== Segment start ==

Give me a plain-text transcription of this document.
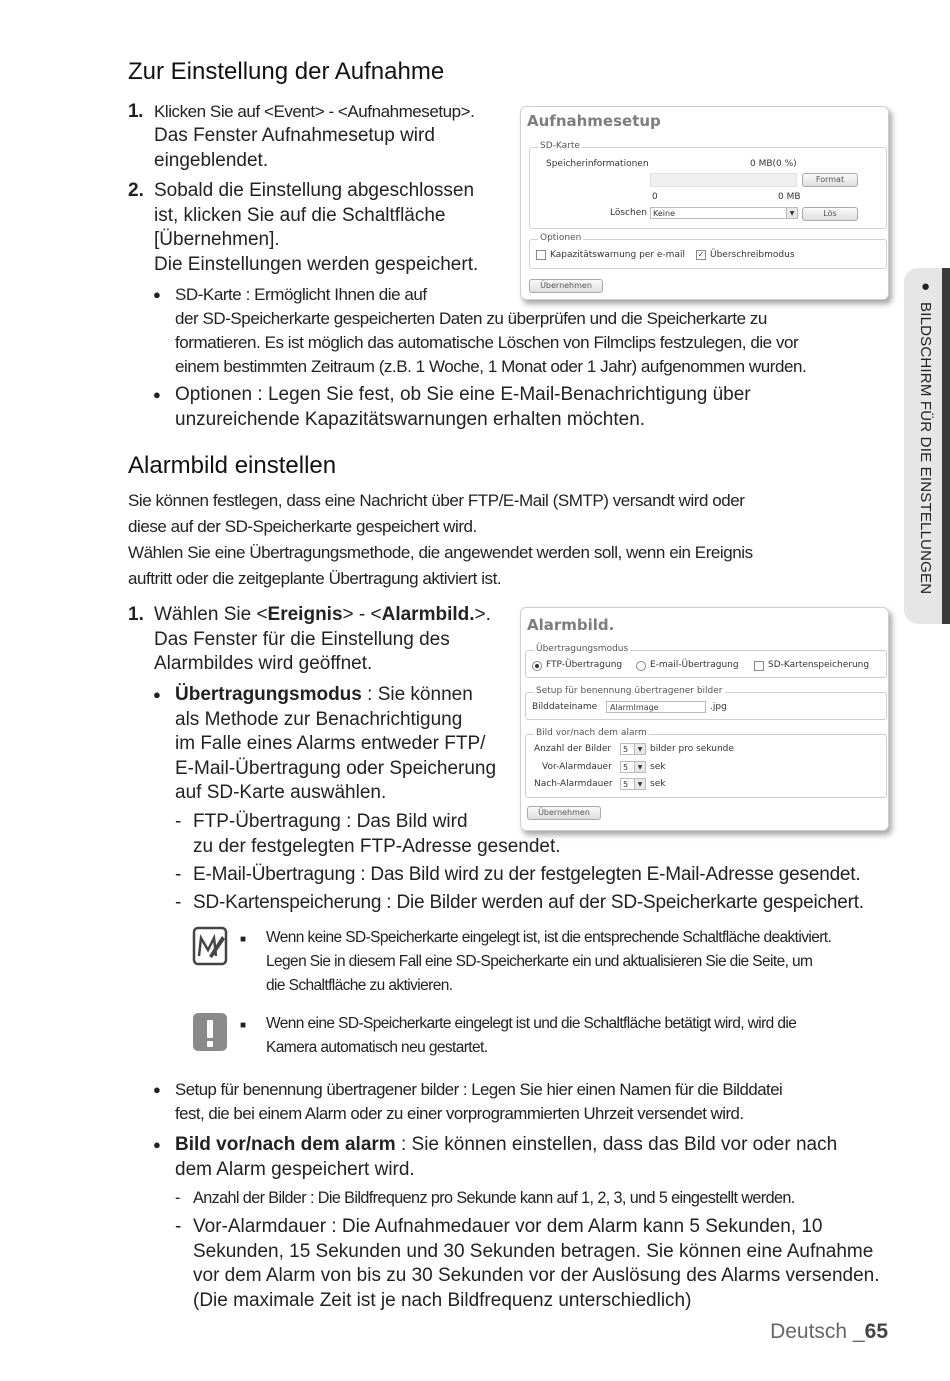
Zur Einstellung der Aufnahme
1. Klicken Sie auf <Event> - <Aufnahmesetup>.
Das Fenster Aufnahmesetup wird
eingeblendet.
2. Sobald die Einstellung abgeschlossen
ist, klicken Sie auf die Schaltfläche
[Übernehmen].
Die Einstellungen werden gespeichert.
● SD-Karte : Ermöglicht Ihnen die auf
der SD-Speicherkarte gespeicherten Daten zu überprüfen und die Speicherkarte zu
formatieren. Es ist möglich das automatische Löschen von Filmclips festzulegen, die vor
einem bestimmten Zeitraum (z.B. 1 Woche, 1 Monat oder 1 Jahr) aufgenommen wurden.
● Optionen : Legen Sie fest, ob Sie eine E-Mail-Benachrichtigung über
unzureichende Kapazitätswarnungen erhalten möchten.
Aufnahmesetup
SD-Karte
Speicherinformationen	0 MB(0 %)
Format
0	0 MB
Löschen Keine	▼	Lös
Optionen
Kapazitätswarnung per e-mail ✓ Überschreibmodus
Übernehmen	●
BILDSCHIRM FÜR DIE EINSTELLUNGEN
Alarmbild einstellen
Sie können festlegen, dass eine Nachricht über FTP/E-Mail (SMTP) versandt wird oder
diese auf der SD-Speicherkarte gespeichert wird.
Wählen Sie eine Übertragungsmethode, die angewendet werden soll, wenn ein Ereignis
auftritt oder die zeitgeplante Übertragung aktiviert ist.
1. Wählen Sie <Ereignis> - <Alarmbild.>.
Das Fenster für die Einstellung des
Alarmbildes wird geöffnet.
● Übertragungsmodus : Sie können
als Methode zur Benachrichtigung
im Falle eines Alarms entweder FTP/
E-Mail-Übertragung oder Speicherung
auf SD-Karte auswählen.
- FTP-Übertragung : Das Bild wird
zu der festgelegten FTP-Adresse gesendet.
- E-Mail-Übertragung : Das Bild wird zu der festgelegten E-Mail-Adresse gesendet.
- SD-Kartenspeicherung : Die Bilder werden auf der SD-Speicherkarte gespeichert.
Alarmbild.
Übertragungsmodus
FTP-Übertragung	E-mail-Übertragung	SD-Kartenspeicherung
Setup für benennung übertragener bilder
Bilddateiname	AlarmImage	.jpg
Bild vor/nach dem alarm
Anzahl der Bilder	5	▼ bilder pro sekunde
Vor-Alarmdauer	5	▼ sek
Nach-Alarmdauer	5	▼ sek
Übernehmen
■ Wenn keine SD-Speicherkarte eingelegt ist, ist die entsprechende Schaltfläche deaktiviert.
Legen Sie in diesem Fall eine SD-Speicherkarte ein und aktualisieren Sie die Seite, um
die Schaltfläche zu aktivieren.
■ Wenn eine SD-Speicherkarte eingelegt ist und die Schaltfläche betätigt wird, wird die
Kamera automatisch neu gestartet.
● Setup für benennung übertragener bilder : Legen Sie hier einen Namen für die Bilddatei
fest, die bei einem Alarm oder zu einer vorprogrammierten Uhrzeit versendet wird.
● Bild vor/nach dem alarm : Sie können einstellen, dass das Bild vor oder nach
dem Alarm gespeichert wird.
- Anzahl der Bilder : Die Bildfrequenz pro Sekunde kann auf 1, 2, 3, und 5 eingestellt werden.
- Vor-Alarmdauer : Die Aufnahmedauer vor dem Alarm kann 5 Sekunden, 10
Sekunden, 15 Sekunden und 30 Sekunden betragen. Sie können eine Aufnahme
vor dem Alarm von bis zu 30 Sekunden vor der Auslösung des Alarms versenden.
(Die maximale Zeit ist je nach Bildfrequenz unterschiedlich)
Deutsch _65
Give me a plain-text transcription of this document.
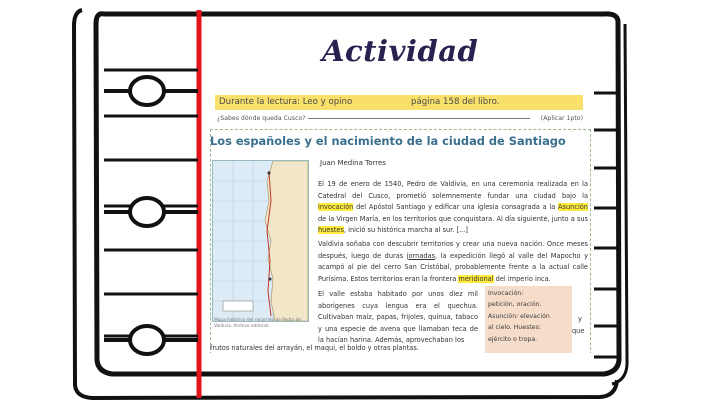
Actividad
Durante la lectura: Leo y opino	página 158 del libro.
¿Sabes dónde queda Cusco?	(Aplicar 1pto)
Los españoles y el nacimiento de la ciudad de Santiago
Mapa histórico del recorrido de Pedro de Valdivia. Archivo editorial.
Juan Medina Torres
El 19 de enero de 1540, Pedro de Valdivia, en una ceremonia realizada en la Catedral del Cusco, prometió solemnemente fundar una ciudad bajo la invocación del Apóstol Santiago y edificar una iglesia consagrada a la Asunción de la Virgen María, en los territorios que conquistara. Al día siguiente, junto a sus huestes, inició su histórica marcha al sur. [...]
Valdivia soñaba con descubrir territorios y crear una nueva nación. Once meses después, luego de duras jornadas, la expedición llegó al valle del Mapocho y acampó al pie del cerro San Cristóbal, probablemente frente a la actual calle Purísima. Estos territorios eran la frontera meridional del imperio inca.
El valle estaba habitado por unos diez mil aborígenes cuya lengua era el quechua. Cultivaban maíz, papas, frijoles, quinua, tabaco y una especie de avena que llamaban teca de la hacían harina. Además, aprovechaban los
Invocación:
petición, oración.
Asunción: elevación
al cielo. Huestes:
ejército o tropa.
y
que
frutos naturales del arrayán, el maqui, el boldo y otras plantas.
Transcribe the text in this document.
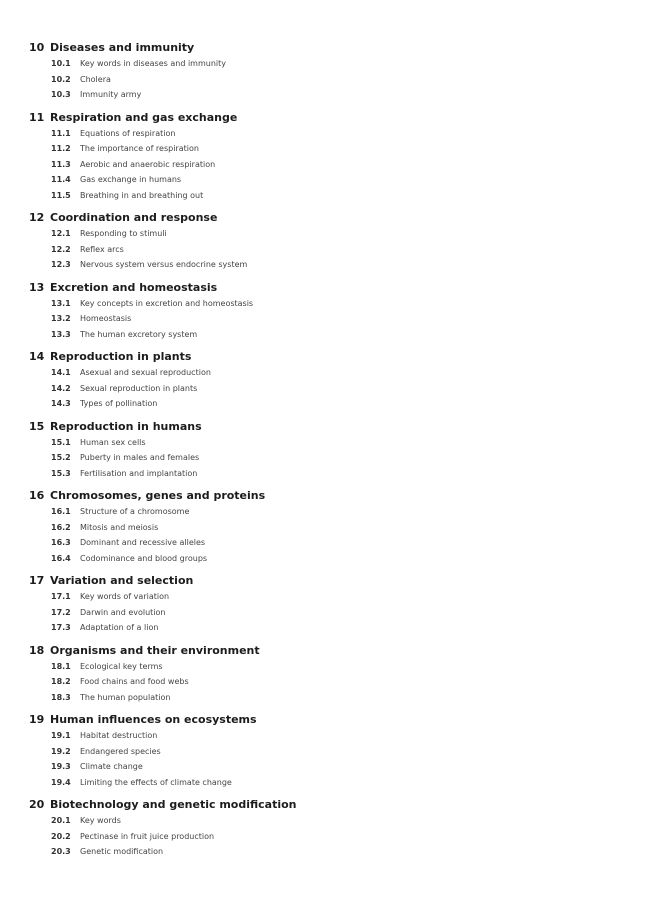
10 Diseases and immunity
10.1	Key words in diseases and immunity
10.2	Cholera
10.3	Immunity army
11 Respiration and gas exchange
11.1	Equations of respiration
11.2	The importance of respiration
11.3	Aerobic and anaerobic respiration
11.4	Gas exchange in humans
11.5	Breathing in and breathing out
12 Coordination and response
12.1	Responding to stimuli
12.2	Reflex arcs
12.3	Nervous system versus endocrine system
13 Excretion and homeostasis
13.1	Key concepts in excretion and homeostasis
13.2	Homeostasis
13.3	The human excretory system
14 Reproduction in plants
14.1	Asexual and sexual reproduction
14.2	Sexual reproduction in plants
14.3	Types of pollination
15 Reproduction in humans
15.1	Human sex cells
15.2	Puberty in males and females
15.3	Fertilisation and implantation
16 Chromosomes, genes and proteins
16.1	Structure of a chromosome
16.2	Mitosis and meiosis
16.3	Dominant and recessive alleles
16.4	Codominance and blood groups
17 Variation and selection
17.1	Key words of variation
17.2	Darwin and evolution
17.3	Adaptation of a lion
18 Organisms and their environment
18.1	Ecological key terms
18.2	Food chains and food webs
18.3	The human population
19 Human influences on ecosystems
19.1	Habitat destruction
19.2	Endangered species
19.3	Climate change
19.4	Limiting the effects of climate change
20 Biotechnology and genetic modification
20.1	Key words
20.2	Pectinase in fruit juice production
20.3	Genetic modification
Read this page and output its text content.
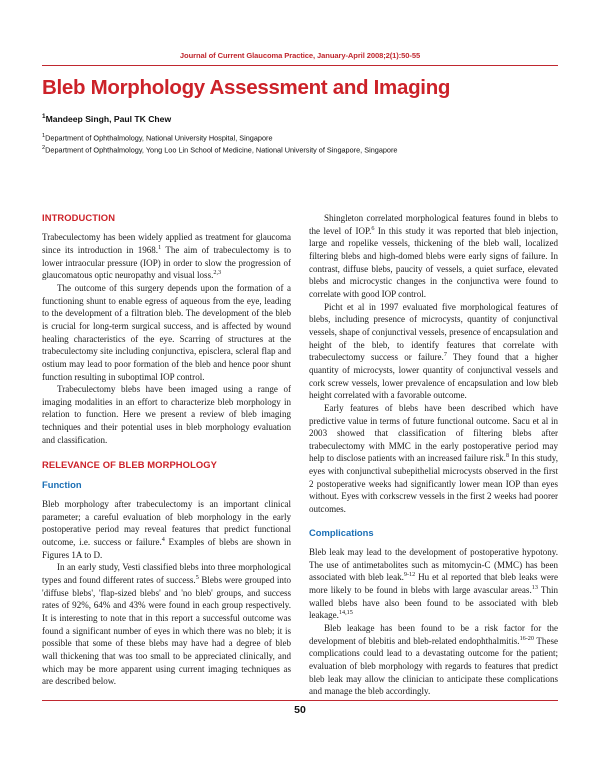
Journal of Current Glaucoma Practice, January-April 2008;2(1):50-55
Bleb Morphology Assessment and Imaging
$^1$Mandeep Singh, Paul TK Chew
$^1$Department of Ophthalmology, National University Hospital, Singapore
$^2$Department of Ophthalmology, Yong Loo Lin School of Medicine, National University of Singapore, Singapore
INTRODUCTION

Trabeculectomy has been widely applied as treatment for glaucoma since its introduction in 1968.$^1$ The aim of trabeculectomy is to lower intraocular pressure (IOP) in order to slow the progression of glaucomatous optic neuropathy and visual loss.$^{2,3}$

The outcome of this surgery depends upon the formation of a functioning shunt to enable egress of aqueous from the eye, leading to the development of a filtration bleb. The development of the bleb is crucial for long-term surgical success, and is affected by wound healing characteristics of the eye. Scarring of structures at the trabeculectomy site including conjunctiva, episclera, scleral flap and ostium may lead to poor formation of the bleb and hence poor shunt function resulting in suboptimal IOP control.

Trabeculectomy blebs have been imaged using a range of imaging modalities in an effort to characterize bleb morphology in relation to function. Here we present a review of bleb imaging techniques and their potential uses in bleb morphology evaluation and classification.

RELEVANCE OF BLEB MORPHOLOGY
Function

Bleb morphology after trabeculectomy is an important clinical parameter; a careful evaluation of bleb morphology in the early postoperative period may reveal features that predict functional outcome, i.e. success or failure.$^4$ Examples of blebs are shown in Figures 1A to D.

In an early study, Vesti classified blebs into three morphological types and found different rates of success.$^5$ Blebs were grouped into 'diffuse blebs', 'flap-sized blebs' and 'no bleb' groups, and success rates of 92%, 64% and 43% were found in each group respectively. It is interesting to note that in this report a successful outcome was found a significant number of eyes in which there was no bleb; it is possible that some of these blebs may have had a degree of bleb wall thickening that was too small to be appreciated clinically, and which may be more apparent using current imaging techniques as are described below.

Shingleton correlated morphological features found in blebs to the level of IOP.$^6$ In this study it was reported that bleb injection, large and ropelike vessels, thickening of the bleb wall, localized filtering blebs and high-domed blebs were early signs of failure. In contrast, diffuse blebs, paucity of vessels, a quiet surface, elevated blebs and microcystic changes in the conjunctiva were found to correlate with good IOP control.

Picht et al in 1997 evaluated five morphological features of blebs, including presence of microcysts, quantity of conjunctival vessels, shape of conjunctival vessels, presence of encapsulation and height of the bleb, to identify features that correlate with trabeculectomy success or failure.$^7$ They found that a higher quantity of microcysts, lower quantity of conjunctival vessels and cork screw vessels, lower prevalence of encapsulation and low bleb height correlated with a favorable outcome.

Early features of blebs have been described which have predictive value in terms of future functional outcome. Sacu et al in 2003 showed that classification of filtering blebs after trabeculectomy with MMC in the early postoperative period may help to disclose patients with an increased failure risk.$^8$ In this study, eyes with conjunctival subepithelial microcysts observed in the first 2 postoperative weeks had significantly lower mean IOP than eyes without. Eyes with corkscrew vessels in the first 2 weeks had poorer outcomes.

Complications

Bleb leak may lead to the development of postoperative hypotony. The use of antimetabolites such as mitomycin-C (MMC) has been associated with bleb leak.$^{9-12}$ Hu et al reported that bleb leaks were more likely to be found in blebs with large avascular areas.$^{13}$ Thin walled blebs have also been found to be associated with bleb leakage.$^{14,15}$

Bleb leakage has been found to be a risk factor for the development of blebitis and bleb-related endophthalmitis.$^{16-20}$ These complications could lead to a devastating outcome for the patient; evaluation of bleb morphology with regards to features that predict bleb leak may allow the clinician to anticipate these complications and manage the bleb accordingly.

50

== Segment end ==

▸ TASK BRIEF
Lines above that include the string "text" need to be copied.

▸ RESULT OF THIS EXERCISE
Give me a plain-text transcription of this document.
Give me a plain-text transcription of this document.
Transcribe the text in this document.
Read this page and output its text content.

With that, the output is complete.